The records that follow must be repeated verbatim, every one of them.

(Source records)
◇ ◇ ◇ ◇ ◇

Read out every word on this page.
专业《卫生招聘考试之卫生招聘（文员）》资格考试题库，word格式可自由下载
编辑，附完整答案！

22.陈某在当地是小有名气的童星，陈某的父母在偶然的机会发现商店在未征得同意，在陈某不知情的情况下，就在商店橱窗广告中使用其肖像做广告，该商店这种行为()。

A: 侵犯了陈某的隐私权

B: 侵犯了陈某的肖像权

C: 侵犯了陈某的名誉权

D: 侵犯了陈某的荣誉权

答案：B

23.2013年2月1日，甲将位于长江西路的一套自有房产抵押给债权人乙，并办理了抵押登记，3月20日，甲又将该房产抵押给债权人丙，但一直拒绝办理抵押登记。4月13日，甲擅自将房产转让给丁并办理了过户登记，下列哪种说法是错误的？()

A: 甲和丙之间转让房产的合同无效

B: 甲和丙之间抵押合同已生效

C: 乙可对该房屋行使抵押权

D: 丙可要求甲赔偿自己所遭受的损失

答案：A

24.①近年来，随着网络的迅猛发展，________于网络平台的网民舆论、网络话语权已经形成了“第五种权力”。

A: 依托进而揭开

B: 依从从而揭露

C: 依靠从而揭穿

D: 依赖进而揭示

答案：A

◇ ◇ ◇ ◇ ◇

Written solution |
Read out every word on this page.
专业《卫生招聘考试之卫生招聘（文员）》资格考试题库，word格式可自由下载
编辑，附完整答案！

22.陈某在当地是小有名气的童星，陈某的父母在偶然的机会发现商店在未征得同意，在陈某不知情的情况下，就在商店橱窗广告中使用其肖像做广告，该商店这种行为()。

A: 侵犯了陈某的隐私权

B: 侵犯了陈某的肖像权

C: 侵犯了陈某的名誉权

D: 侵犯了陈某的荣誉权

答案：B

23.2013年2月1日，甲将位于长江西路的一套自有房产抵押给债权人乙，并办理了抵押登记，3月20日，甲又将该房产抵押给债权人丙，但一直拒绝办理抵押登记。4月13日，甲擅自将房产转让给丁并办理了过户登记，下列哪种说法是错误的？()

A: 甲和丙之间转让房产的合同无效

B: 甲和丙之间抵押合同已生效

C: 乙可对该房屋行使抵押权

D: 丙可要求甲赔偿自己所遭受的损失

答案：A

24.①近年来，随着网络的迅猛发展，________于网络平台的网民舆论、网络话语权已经形成了“第五种权力”。

A: 依托进而揭开

B: 依从从而揭露

C: 依靠从而揭穿

D: 依赖进而揭示

答案：A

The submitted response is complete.